→ **What the exercise asks**
All the data must come back unchanged, except that pictures are left out.

→ **Saved entries**

* * * * * * * * *

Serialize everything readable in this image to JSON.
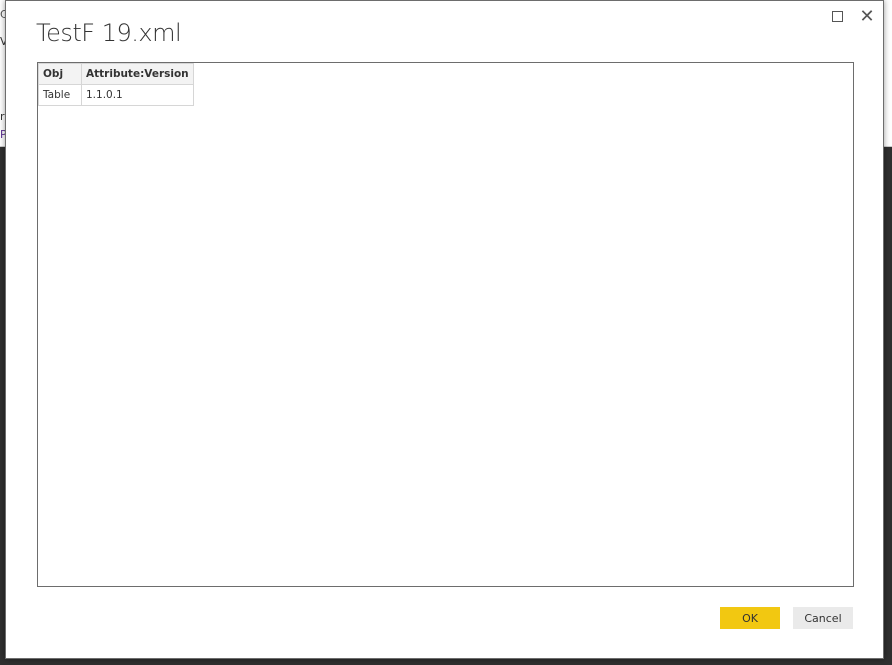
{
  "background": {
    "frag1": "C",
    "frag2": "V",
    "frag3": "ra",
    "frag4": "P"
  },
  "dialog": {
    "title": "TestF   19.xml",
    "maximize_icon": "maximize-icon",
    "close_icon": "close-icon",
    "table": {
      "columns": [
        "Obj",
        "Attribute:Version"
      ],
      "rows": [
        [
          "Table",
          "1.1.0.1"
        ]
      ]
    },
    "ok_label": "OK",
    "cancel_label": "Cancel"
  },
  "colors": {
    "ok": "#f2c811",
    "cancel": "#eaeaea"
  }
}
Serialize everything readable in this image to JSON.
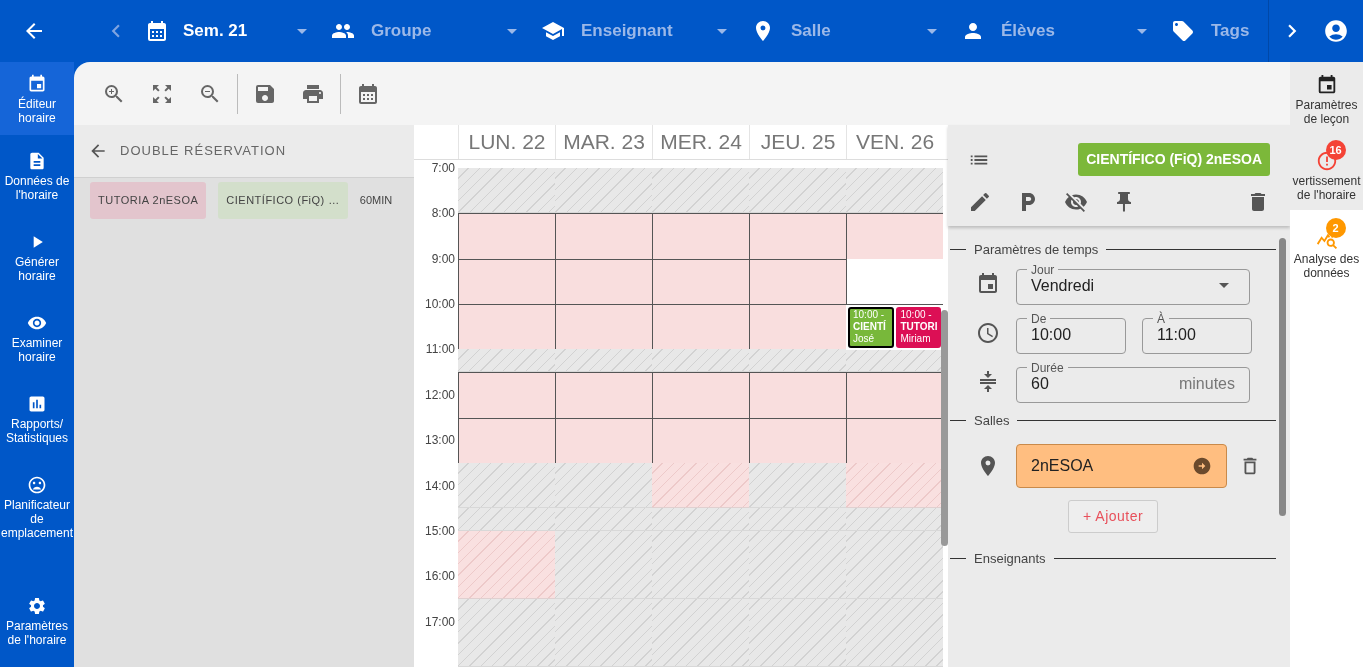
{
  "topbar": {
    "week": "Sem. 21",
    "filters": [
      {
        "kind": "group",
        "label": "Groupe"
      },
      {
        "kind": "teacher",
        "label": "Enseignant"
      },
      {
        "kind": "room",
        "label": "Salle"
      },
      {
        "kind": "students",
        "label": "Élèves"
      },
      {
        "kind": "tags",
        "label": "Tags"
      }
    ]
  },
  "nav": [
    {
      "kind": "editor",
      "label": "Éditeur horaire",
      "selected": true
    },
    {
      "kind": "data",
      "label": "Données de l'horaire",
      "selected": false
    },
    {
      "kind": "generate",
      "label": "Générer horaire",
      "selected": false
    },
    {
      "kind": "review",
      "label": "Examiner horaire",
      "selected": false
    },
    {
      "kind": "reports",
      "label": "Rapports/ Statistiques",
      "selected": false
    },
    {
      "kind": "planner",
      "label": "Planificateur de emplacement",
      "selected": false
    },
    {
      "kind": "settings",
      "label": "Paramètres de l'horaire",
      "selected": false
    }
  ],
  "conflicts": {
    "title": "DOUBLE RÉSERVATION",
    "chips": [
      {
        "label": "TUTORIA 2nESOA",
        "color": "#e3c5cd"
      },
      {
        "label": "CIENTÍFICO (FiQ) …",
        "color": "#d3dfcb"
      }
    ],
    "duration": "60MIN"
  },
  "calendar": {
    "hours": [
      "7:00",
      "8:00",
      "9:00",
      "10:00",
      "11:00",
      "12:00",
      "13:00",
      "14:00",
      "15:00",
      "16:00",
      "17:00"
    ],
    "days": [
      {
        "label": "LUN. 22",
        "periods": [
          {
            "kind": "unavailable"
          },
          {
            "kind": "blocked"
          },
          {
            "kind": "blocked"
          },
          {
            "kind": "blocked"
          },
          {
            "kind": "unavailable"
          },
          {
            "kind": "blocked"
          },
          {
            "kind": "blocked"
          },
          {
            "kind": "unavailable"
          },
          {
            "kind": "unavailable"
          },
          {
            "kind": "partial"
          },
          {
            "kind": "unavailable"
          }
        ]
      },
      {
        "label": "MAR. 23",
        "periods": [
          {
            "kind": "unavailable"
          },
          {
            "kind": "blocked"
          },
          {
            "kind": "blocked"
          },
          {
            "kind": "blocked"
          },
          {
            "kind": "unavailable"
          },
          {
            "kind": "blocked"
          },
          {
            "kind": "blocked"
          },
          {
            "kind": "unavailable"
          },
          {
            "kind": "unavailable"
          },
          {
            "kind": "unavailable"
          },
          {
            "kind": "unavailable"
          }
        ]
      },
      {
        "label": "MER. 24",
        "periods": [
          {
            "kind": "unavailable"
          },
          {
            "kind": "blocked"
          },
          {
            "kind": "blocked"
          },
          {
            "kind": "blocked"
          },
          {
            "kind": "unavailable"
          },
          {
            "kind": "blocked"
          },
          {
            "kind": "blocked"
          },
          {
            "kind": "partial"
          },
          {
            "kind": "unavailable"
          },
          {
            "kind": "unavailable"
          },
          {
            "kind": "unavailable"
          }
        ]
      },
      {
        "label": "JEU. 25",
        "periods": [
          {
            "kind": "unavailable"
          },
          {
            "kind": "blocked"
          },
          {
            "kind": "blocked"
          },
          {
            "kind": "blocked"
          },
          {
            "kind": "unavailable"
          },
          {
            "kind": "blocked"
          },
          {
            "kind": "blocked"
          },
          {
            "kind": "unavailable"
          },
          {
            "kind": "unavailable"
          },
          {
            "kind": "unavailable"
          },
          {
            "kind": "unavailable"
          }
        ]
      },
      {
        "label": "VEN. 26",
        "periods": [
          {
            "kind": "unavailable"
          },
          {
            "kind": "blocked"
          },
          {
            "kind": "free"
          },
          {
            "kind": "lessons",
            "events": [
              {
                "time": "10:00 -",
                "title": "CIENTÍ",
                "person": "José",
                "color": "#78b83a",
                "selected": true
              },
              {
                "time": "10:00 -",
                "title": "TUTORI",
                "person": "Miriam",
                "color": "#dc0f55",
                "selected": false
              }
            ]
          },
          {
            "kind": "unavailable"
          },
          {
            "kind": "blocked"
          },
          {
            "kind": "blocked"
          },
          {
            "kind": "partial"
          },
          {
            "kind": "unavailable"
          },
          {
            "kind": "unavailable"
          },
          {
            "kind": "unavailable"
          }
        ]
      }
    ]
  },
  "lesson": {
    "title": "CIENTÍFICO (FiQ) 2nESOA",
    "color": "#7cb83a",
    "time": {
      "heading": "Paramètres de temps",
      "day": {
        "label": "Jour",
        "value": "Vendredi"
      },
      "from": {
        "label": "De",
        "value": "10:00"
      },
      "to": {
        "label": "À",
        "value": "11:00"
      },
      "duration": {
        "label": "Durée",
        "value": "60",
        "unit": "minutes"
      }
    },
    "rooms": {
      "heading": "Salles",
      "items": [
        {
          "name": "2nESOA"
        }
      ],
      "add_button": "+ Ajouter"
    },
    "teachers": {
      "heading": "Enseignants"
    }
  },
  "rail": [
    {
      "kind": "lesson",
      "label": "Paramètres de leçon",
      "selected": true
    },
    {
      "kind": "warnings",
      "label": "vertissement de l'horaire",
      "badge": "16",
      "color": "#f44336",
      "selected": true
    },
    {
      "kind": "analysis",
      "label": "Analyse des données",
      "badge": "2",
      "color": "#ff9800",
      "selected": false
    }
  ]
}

* * * * * * * * *

→ **Exercise result**
Serialize everything readable in this image to JSON.
{
  "background": {
    "frag1": "C",
    "frag2": "V",
    "frag3": "ra",
    "frag4": "P"
  },
  "dialog": {
    "title": "TestF   19.xml",
    "maximize_icon": "maximize-icon",
    "close_icon": "close-icon",
    "table": {
      "columns": [
        "Obj",
        "Attribute:Version"
      ],
      "rows": [
        [
          "Table",
          "1.1.0.1"
        ]
      ]
    },
    "ok_label": "OK",
    "cancel_label": "Cancel"
  },
  "colors": {
    "ok": "#f2c811",
    "cancel": "#eaeaea"
  }
}
Serialize everything readable in this image to JSON.
{
  "topbar": {
    "week": "Sem. 21",
    "filters": [
      {
        "kind": "group",
        "label": "Groupe"
      },
      {
        "kind": "teacher",
        "label": "Enseignant"
      },
      {
        "kind": "room",
        "label": "Salle"
      },
      {
        "kind": "students",
        "label": "Élèves"
      },
      {
        "kind": "tags",
        "label": "Tags"
      }
    ]
  },
  "nav": [
    {
      "kind": "editor",
      "label": "Éditeur horaire",
      "selected": true
    },
    {
      "kind": "data",
      "label": "Données de l'horaire",
      "selected": false
    },
    {
      "kind": "generate",
      "label": "Générer horaire",
      "selected": false
    },
    {
      "kind": "review",
      "label": "Examiner horaire",
      "selected": false
    },
    {
      "kind": "reports",
      "label": "Rapports/ Statistiques",
      "selected": false
    },
    {
      "kind": "planner",
      "label": "Planificateur de emplacement",
      "selected": false
    },
    {
      "kind": "settings",
      "label": "Paramètres de l'horaire",
      "selected": false
    }
  ],
  "conflicts": {
    "title": "DOUBLE RÉSERVATION",
    "chips": [
      {
        "label": "TUTORIA 2nESOA",
        "color": "#e3c5cd"
      },
      {
        "label": "CIENTÍFICO (FiQ) …",
        "color": "#d3dfcb"
      }
    ],
    "duration": "60MIN"
  },
  "calendar": {
    "hours": [
      "7:00",
      "8:00",
      "9:00",
      "10:00",
      "11:00",
      "12:00",
      "13:00",
      "14:00",
      "15:00",
      "16:00",
      "17:00"
    ],
    "days": [
      {
        "label": "LUN. 22",
        "periods": [
          {
            "kind": "unavailable"
          },
          {
            "kind": "blocked"
          },
          {
            "kind": "blocked"
          },
          {
            "kind": "blocked"
          },
          {
            "kind": "unavailable"
          },
          {
            "kind": "blocked"
          },
          {
            "kind": "blocked"
          },
          {
            "kind": "unavailable"
          },
          {
            "kind": "unavailable"
          },
          {
            "kind": "partial"
          },
          {
            "kind": "unavailable"
          }
        ]
      },
      {
        "label": "MAR. 23",
        "periods": [
          {
            "kind": "unavailable"
          },
          {
            "kind": "blocked"
          },
          {
            "kind": "blocked"
          },
          {
            "kind": "blocked"
          },
          {
            "kind": "unavailable"
          },
          {
            "kind": "blocked"
          },
          {
            "kind": "blocked"
          },
          {
            "kind": "unavailable"
          },
          {
            "kind": "unavailable"
          },
          {
            "kind": "unavailable"
          },
          {
            "kind": "unavailable"
          }
        ]
      },
      {
        "label": "MER. 24",
        "periods": [
          {
            "kind": "unavailable"
          },
          {
            "kind": "blocked"
          },
          {
            "kind": "blocked"
          },
          {
            "kind": "blocked"
          },
          {
            "kind": "unavailable"
          },
          {
            "kind": "blocked"
          },
          {
            "kind": "blocked"
          },
          {
            "kind": "partial"
          },
          {
            "kind": "unavailable"
          },
          {
            "kind": "unavailable"
          },
          {
            "kind": "unavailable"
          }
        ]
      },
      {
        "label": "JEU. 25",
        "periods": [
          {
            "kind": "unavailable"
          },
          {
            "kind": "blocked"
          },
          {
            "kind": "blocked"
          },
          {
            "kind": "blocked"
          },
          {
            "kind": "unavailable"
          },
          {
            "kind": "blocked"
          },
          {
            "kind": "blocked"
          },
          {
            "kind": "unavailable"
          },
          {
            "kind": "unavailable"
          },
          {
            "kind": "unavailable"
          },
          {
            "kind": "unavailable"
          }
        ]
      },
      {
        "label": "VEN. 26",
        "periods": [
          {
            "kind": "unavailable"
          },
          {
            "kind": "blocked"
          },
          {
            "kind": "free"
          },
          {
            "kind": "lessons",
            "events": [
              {
                "time": "10:00 -",
                "title": "CIENTÍ",
                "person": "José",
                "color": "#78b83a",
                "selected": true
              },
              {
                "time": "10:00 -",
                "title": "TUTORI",
                "person": "Miriam",
                "color": "#dc0f55",
                "selected": false
              }
            ]
          },
          {
            "kind": "unavailable"
          },
          {
            "kind": "blocked"
          },
          {
            "kind": "blocked"
          },
          {
            "kind": "partial"
          },
          {
            "kind": "unavailable"
          },
          {
            "kind": "unavailable"
          },
          {
            "kind": "unavailable"
          }
        ]
      }
    ]
  },
  "lesson": {
    "title": "CIENTÍFICO (FiQ) 2nESOA",
    "color": "#7cb83a",
    "time": {
      "heading": "Paramètres de temps",
      "day": {
        "label": "Jour",
        "value": "Vendredi"
      },
      "from": {
        "label": "De",
        "value": "10:00"
      },
      "to": {
        "label": "À",
        "value": "11:00"
      },
      "duration": {
        "label": "Durée",
        "value": "60",
        "unit": "minutes"
      }
    },
    "rooms": {
      "heading": "Salles",
      "items": [
        {
          "name": "2nESOA"
        }
      ],
      "add_button": "+ Ajouter"
    },
    "teachers": {
      "heading": "Enseignants"
    }
  },
  "rail": [
    {
      "kind": "lesson",
      "label": "Paramètres de leçon",
      "selected": true
    },
    {
      "kind": "warnings",
      "label": "vertissement de l'horaire",
      "badge": "16",
      "color": "#f44336",
      "selected": true
    },
    {
      "kind": "analysis",
      "label": "Analyse des données",
      "badge": "2",
      "color": "#ff9800",
      "selected": false
    }
  ]
}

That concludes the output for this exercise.